Copy every line that contains the string "this" from the entries below.
* Begin STORED ROWS *
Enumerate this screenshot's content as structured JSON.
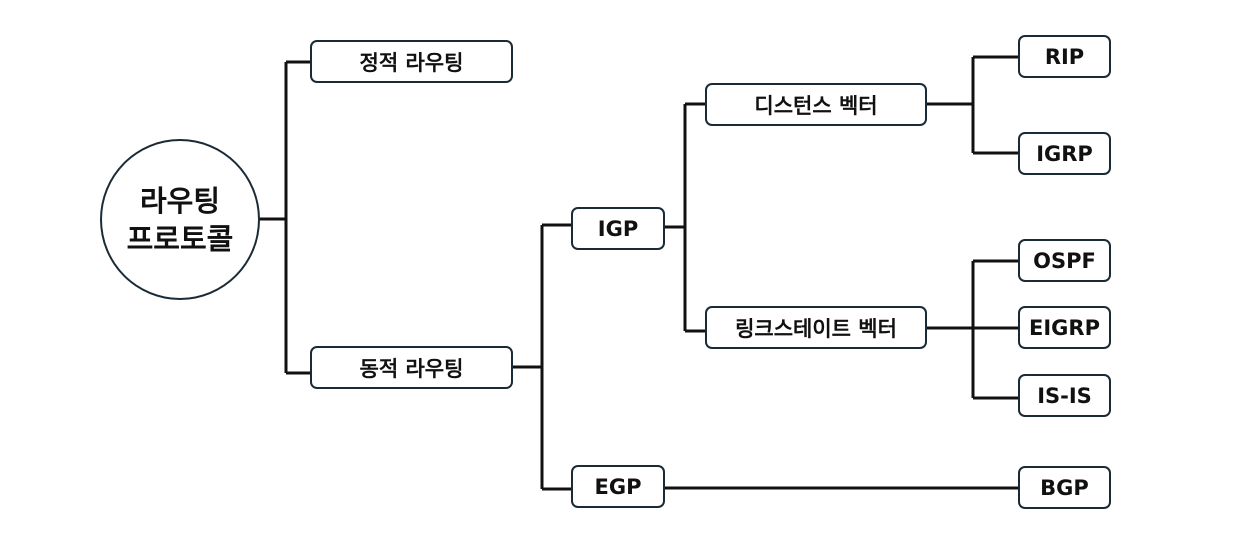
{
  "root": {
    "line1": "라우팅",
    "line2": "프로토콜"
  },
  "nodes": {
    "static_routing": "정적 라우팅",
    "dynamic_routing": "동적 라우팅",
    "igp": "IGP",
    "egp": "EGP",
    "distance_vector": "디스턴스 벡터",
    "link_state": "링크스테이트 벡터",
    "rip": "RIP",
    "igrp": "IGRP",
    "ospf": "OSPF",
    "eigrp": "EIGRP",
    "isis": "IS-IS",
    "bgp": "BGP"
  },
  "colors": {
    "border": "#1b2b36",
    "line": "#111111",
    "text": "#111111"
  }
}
* End STORED ROWS *
* Begin STORED ROWS *
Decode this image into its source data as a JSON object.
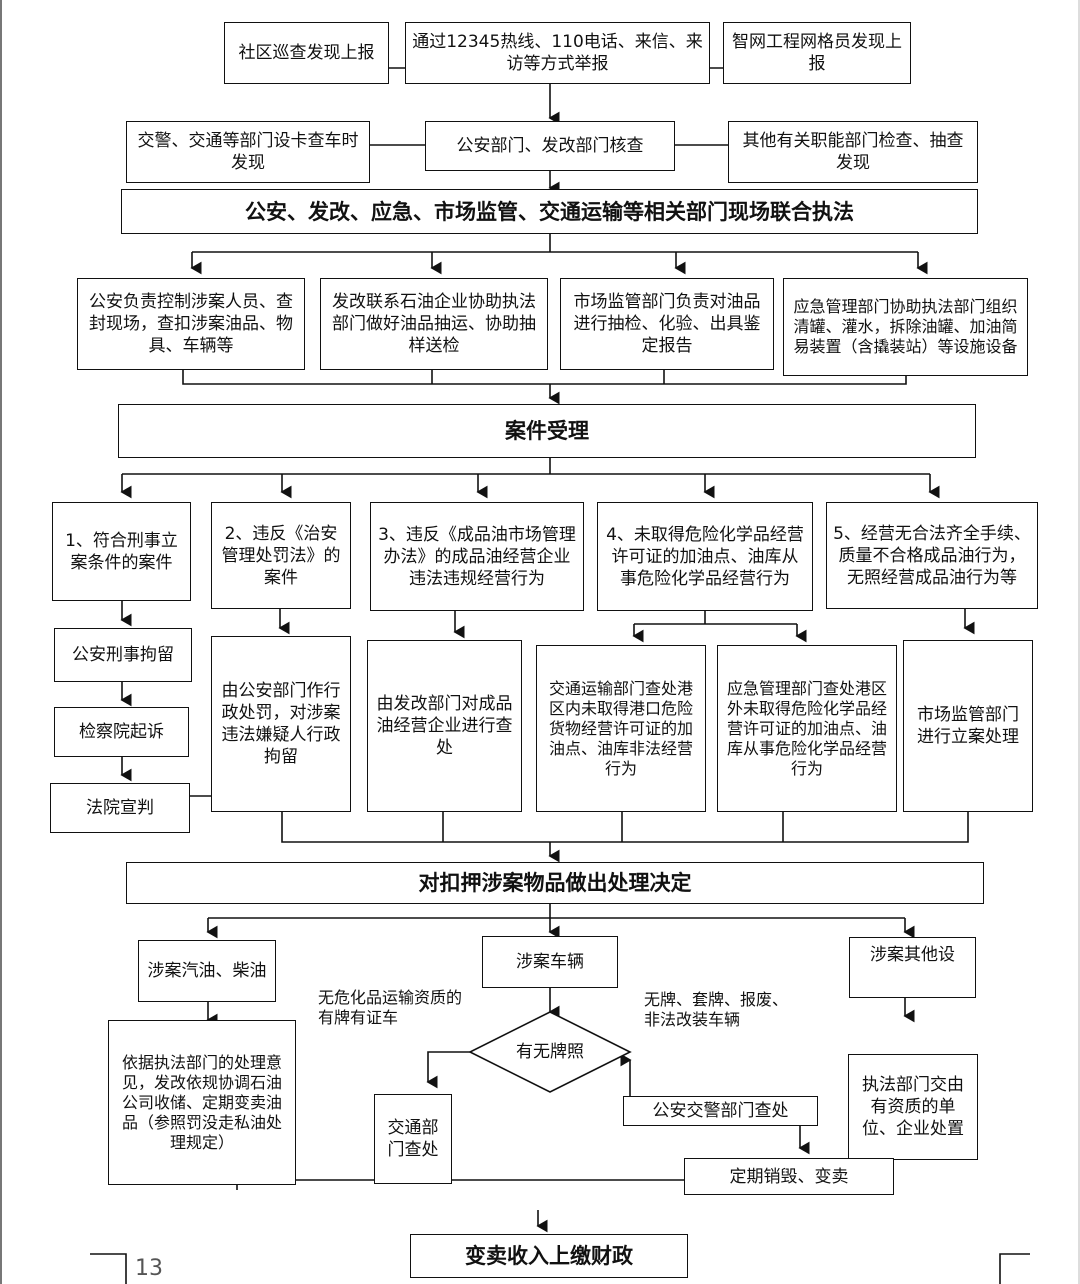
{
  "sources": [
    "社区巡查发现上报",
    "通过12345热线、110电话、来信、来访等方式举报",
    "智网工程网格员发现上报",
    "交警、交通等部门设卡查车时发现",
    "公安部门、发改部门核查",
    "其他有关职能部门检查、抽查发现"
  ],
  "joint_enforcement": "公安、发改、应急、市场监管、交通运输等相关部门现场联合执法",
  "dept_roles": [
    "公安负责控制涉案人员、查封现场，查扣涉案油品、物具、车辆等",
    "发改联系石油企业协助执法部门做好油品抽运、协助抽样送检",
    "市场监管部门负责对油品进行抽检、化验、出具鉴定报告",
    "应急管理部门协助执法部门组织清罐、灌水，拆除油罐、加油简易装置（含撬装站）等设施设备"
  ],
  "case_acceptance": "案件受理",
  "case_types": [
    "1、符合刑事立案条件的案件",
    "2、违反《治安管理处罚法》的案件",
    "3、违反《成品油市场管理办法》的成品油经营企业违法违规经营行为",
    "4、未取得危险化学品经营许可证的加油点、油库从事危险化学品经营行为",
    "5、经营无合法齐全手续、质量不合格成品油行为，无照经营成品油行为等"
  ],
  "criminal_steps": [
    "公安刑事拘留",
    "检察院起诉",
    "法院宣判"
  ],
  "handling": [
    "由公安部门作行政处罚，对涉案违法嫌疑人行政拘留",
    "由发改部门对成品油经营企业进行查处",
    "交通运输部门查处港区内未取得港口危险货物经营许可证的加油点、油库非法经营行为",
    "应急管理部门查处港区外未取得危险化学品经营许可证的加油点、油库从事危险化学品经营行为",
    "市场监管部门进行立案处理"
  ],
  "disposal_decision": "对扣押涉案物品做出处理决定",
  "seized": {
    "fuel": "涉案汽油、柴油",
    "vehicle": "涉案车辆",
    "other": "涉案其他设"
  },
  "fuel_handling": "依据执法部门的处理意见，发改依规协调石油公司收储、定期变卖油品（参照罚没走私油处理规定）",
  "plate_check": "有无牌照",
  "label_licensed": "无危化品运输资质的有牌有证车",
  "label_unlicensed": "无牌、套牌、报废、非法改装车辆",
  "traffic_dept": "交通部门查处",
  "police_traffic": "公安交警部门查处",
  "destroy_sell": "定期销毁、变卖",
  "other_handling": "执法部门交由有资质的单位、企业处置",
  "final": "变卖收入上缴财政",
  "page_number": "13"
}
* End STORED ROWS *
**WRITTEN ANSWER:**
Enumerate this screenshot's content as structured JSON.
Decode this image into its source data as a JSON object.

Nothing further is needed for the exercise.